Extract every line that contains the word "Počet".

• _Data entries for graphics_:
---------------
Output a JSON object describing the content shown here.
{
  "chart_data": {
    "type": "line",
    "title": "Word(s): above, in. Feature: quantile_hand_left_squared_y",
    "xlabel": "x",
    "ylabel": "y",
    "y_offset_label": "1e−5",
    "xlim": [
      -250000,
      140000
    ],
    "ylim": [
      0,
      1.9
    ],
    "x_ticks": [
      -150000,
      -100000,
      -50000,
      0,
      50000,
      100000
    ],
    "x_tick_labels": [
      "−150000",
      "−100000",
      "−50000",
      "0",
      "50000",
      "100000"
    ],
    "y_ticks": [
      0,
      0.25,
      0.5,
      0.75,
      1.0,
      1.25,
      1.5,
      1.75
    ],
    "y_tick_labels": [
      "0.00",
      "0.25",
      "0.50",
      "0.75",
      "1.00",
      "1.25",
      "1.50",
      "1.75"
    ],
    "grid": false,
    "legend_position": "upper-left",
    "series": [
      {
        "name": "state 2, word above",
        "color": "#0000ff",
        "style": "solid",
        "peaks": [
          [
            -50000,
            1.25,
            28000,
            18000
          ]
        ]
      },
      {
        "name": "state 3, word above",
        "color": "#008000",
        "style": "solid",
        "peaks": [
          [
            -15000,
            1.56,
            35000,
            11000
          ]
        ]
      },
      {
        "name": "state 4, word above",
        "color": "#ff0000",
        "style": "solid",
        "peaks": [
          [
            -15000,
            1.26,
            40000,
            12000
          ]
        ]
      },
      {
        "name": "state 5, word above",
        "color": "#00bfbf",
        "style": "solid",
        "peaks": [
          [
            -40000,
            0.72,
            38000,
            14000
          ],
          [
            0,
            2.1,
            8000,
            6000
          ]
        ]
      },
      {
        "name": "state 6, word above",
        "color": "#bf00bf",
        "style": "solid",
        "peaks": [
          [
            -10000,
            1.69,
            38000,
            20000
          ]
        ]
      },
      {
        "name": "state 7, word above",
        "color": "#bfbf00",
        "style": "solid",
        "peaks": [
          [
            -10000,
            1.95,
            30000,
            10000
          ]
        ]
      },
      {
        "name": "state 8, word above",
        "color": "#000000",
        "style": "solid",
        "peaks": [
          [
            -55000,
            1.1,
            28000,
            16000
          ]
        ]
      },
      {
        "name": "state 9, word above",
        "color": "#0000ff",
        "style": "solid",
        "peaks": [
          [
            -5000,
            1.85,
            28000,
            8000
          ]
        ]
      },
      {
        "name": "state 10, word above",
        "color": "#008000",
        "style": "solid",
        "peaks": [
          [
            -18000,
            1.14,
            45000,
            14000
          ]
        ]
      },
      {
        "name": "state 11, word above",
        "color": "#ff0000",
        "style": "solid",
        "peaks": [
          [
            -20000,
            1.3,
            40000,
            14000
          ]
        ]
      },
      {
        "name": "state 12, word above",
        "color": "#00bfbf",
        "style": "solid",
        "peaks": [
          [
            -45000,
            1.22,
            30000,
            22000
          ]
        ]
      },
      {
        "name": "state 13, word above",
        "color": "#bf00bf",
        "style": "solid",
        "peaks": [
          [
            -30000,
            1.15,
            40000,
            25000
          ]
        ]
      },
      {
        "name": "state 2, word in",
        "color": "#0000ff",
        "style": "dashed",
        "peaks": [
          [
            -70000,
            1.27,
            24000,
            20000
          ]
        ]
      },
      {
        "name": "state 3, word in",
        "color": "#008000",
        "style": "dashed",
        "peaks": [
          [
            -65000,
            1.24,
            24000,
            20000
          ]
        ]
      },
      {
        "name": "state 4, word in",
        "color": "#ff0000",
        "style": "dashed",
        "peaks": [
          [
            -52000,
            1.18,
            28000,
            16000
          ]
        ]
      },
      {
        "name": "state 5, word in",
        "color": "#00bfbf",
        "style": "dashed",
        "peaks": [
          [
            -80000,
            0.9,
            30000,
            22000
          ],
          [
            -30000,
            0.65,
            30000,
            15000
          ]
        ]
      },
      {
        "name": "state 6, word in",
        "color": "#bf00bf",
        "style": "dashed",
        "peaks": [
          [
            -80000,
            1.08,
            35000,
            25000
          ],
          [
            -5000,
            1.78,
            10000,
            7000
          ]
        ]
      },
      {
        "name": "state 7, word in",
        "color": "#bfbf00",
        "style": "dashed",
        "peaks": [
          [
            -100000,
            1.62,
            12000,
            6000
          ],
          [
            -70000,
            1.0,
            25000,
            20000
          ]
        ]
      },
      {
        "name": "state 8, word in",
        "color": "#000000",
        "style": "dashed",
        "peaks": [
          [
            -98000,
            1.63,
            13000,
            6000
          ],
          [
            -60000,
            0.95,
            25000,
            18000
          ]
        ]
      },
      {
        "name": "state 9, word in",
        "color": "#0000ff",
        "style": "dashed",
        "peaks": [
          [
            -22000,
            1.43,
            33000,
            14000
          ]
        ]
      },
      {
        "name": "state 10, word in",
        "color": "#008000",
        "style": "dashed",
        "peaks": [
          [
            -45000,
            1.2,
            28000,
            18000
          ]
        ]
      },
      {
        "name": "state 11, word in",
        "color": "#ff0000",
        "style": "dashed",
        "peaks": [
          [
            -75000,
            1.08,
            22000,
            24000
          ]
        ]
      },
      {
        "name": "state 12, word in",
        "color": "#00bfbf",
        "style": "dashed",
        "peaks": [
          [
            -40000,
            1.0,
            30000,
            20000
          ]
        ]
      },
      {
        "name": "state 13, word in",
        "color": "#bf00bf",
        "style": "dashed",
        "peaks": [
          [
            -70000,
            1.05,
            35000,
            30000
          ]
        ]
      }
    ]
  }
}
---------------
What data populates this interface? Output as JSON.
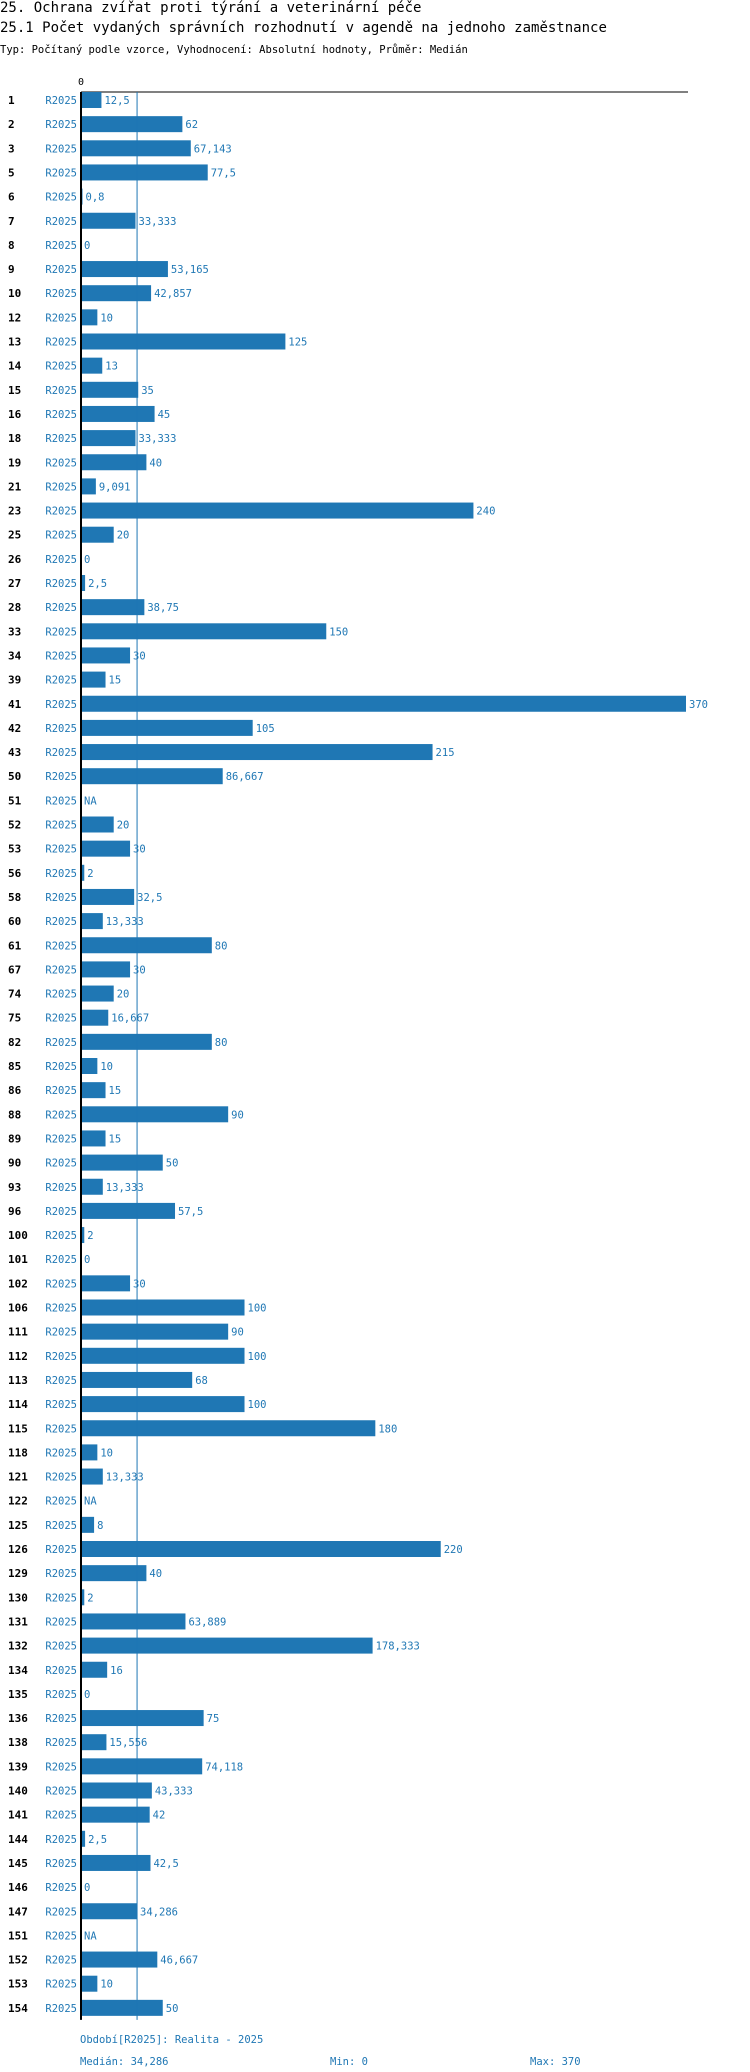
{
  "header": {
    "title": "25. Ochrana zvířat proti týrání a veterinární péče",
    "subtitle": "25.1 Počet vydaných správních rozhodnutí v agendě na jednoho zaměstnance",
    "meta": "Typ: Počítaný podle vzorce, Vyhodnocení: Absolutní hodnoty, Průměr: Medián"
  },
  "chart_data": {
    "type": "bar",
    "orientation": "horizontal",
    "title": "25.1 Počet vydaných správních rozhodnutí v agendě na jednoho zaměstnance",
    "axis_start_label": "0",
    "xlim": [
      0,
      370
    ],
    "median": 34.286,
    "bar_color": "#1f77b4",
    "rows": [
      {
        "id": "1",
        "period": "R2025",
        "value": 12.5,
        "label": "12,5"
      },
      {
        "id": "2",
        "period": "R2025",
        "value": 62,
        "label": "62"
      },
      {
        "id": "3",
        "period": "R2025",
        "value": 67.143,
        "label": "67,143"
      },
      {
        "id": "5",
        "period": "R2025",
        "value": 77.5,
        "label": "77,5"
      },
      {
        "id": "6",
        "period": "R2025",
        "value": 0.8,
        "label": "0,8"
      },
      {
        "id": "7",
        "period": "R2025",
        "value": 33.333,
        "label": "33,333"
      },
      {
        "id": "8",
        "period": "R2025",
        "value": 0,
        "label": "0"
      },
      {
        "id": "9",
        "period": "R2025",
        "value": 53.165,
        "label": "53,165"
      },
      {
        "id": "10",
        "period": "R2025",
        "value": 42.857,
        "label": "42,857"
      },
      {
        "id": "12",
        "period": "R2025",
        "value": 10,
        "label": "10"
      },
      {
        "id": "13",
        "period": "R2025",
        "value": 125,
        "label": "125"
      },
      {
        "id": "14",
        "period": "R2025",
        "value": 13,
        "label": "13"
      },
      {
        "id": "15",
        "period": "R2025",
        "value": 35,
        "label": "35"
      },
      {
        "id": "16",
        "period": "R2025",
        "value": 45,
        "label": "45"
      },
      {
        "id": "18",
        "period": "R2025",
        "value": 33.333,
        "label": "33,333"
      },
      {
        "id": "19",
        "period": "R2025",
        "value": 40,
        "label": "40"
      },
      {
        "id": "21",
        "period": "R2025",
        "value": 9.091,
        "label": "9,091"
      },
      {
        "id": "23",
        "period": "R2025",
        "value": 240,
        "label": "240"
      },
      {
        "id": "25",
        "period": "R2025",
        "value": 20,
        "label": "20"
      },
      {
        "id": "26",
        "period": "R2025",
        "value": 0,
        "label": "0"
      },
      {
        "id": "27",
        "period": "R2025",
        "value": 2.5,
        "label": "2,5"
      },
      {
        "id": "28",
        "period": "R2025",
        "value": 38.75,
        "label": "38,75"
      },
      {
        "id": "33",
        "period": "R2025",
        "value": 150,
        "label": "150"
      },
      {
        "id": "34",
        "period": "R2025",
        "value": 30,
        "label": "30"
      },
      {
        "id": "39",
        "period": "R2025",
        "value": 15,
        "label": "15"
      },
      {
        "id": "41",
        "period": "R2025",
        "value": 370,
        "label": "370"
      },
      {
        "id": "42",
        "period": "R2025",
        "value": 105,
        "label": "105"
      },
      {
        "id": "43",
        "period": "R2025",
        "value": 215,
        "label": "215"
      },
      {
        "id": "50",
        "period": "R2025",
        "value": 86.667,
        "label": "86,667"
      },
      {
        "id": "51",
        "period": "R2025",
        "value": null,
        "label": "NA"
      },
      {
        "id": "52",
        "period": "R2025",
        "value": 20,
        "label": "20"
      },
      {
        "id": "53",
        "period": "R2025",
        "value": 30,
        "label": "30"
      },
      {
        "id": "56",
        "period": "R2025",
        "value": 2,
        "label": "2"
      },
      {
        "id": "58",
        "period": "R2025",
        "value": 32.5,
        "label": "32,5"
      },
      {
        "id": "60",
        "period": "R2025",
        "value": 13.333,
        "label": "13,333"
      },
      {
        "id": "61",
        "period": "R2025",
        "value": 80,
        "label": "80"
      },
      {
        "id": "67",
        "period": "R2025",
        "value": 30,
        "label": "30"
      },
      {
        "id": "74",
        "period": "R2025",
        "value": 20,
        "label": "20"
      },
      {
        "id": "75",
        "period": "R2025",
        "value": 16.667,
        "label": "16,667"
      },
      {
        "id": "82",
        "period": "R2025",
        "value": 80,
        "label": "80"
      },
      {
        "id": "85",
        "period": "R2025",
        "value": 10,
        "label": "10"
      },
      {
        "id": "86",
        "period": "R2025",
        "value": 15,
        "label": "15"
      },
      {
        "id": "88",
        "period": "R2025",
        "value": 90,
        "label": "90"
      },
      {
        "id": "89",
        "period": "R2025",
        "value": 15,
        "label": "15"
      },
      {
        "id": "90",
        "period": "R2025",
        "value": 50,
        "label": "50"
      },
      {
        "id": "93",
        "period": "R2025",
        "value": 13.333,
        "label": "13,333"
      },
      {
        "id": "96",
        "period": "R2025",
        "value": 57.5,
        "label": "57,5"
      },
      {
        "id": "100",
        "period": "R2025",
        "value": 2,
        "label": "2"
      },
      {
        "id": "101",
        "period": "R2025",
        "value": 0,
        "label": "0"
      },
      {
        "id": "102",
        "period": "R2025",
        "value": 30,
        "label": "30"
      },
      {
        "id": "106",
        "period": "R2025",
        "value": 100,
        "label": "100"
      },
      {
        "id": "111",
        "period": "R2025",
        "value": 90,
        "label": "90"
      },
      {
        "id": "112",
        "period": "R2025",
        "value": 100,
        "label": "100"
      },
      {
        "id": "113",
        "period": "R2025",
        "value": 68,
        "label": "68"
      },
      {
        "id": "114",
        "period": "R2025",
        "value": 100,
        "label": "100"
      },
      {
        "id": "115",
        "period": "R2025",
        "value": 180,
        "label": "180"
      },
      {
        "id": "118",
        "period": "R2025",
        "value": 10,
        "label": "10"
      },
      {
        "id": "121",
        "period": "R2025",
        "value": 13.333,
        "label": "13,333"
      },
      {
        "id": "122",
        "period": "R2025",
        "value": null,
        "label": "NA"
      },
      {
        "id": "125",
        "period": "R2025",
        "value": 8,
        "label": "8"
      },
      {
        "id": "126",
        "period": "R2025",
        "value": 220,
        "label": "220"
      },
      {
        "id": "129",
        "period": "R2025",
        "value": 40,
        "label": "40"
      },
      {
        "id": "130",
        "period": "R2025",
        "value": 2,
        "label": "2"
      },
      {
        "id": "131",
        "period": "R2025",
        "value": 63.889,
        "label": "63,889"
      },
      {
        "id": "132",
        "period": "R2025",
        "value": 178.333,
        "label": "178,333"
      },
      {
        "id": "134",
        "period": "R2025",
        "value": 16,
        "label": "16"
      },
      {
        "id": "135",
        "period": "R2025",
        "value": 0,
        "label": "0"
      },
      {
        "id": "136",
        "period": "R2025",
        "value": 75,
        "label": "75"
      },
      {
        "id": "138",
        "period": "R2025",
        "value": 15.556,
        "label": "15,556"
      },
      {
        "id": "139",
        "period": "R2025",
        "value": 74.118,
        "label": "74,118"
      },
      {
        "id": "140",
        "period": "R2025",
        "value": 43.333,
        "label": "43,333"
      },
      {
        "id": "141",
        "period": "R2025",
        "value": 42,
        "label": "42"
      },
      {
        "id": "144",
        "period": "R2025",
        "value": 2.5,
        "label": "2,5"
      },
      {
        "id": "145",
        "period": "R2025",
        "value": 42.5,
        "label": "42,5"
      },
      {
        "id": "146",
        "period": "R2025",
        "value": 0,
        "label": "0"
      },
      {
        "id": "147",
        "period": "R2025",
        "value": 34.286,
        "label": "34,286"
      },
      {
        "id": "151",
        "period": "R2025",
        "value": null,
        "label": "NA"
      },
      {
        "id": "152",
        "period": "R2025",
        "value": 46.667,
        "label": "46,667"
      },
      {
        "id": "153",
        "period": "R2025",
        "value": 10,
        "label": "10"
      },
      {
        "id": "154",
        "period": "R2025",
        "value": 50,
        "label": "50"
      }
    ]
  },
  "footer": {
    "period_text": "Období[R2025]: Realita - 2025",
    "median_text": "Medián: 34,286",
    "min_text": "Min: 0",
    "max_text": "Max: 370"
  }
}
---------------
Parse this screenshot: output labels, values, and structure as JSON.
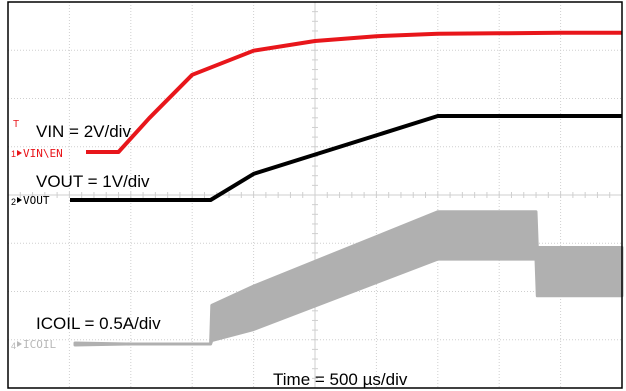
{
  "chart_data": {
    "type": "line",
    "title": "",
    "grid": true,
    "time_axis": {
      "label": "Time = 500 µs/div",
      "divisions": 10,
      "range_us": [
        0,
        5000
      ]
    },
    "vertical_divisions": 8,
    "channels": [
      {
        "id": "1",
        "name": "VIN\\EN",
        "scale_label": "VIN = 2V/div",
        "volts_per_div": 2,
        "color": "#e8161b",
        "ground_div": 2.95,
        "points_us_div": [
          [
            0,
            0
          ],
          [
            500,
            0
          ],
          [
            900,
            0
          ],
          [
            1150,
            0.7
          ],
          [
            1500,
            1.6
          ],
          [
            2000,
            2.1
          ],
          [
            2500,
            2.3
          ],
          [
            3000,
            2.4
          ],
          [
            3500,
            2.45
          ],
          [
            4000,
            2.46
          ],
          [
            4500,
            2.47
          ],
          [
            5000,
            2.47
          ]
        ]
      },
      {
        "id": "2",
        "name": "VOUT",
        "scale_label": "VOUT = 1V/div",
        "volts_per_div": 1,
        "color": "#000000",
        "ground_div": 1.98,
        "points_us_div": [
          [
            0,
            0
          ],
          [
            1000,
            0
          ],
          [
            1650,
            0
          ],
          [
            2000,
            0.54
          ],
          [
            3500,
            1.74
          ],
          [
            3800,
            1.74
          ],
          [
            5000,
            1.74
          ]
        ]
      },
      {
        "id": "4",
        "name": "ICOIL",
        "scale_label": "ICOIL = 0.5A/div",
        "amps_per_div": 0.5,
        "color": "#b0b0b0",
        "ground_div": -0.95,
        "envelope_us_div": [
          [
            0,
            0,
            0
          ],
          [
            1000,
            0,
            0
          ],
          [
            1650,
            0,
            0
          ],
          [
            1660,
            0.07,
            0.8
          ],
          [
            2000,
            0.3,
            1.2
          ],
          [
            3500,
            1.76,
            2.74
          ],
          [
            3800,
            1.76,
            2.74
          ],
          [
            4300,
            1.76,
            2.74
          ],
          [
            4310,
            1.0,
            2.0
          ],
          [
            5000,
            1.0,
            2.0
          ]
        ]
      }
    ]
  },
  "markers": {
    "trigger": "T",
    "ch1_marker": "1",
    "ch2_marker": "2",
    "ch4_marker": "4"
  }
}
---------------
• _FULL ANSWER_:
    "subtitle": "25.1 Počet vydaných správních rozhodnutí v agendě na jednoho zaměstnance",
    "title": "25.1 Počet vydaných správních rozhodnutí v agendě na jednoho zaměstnance",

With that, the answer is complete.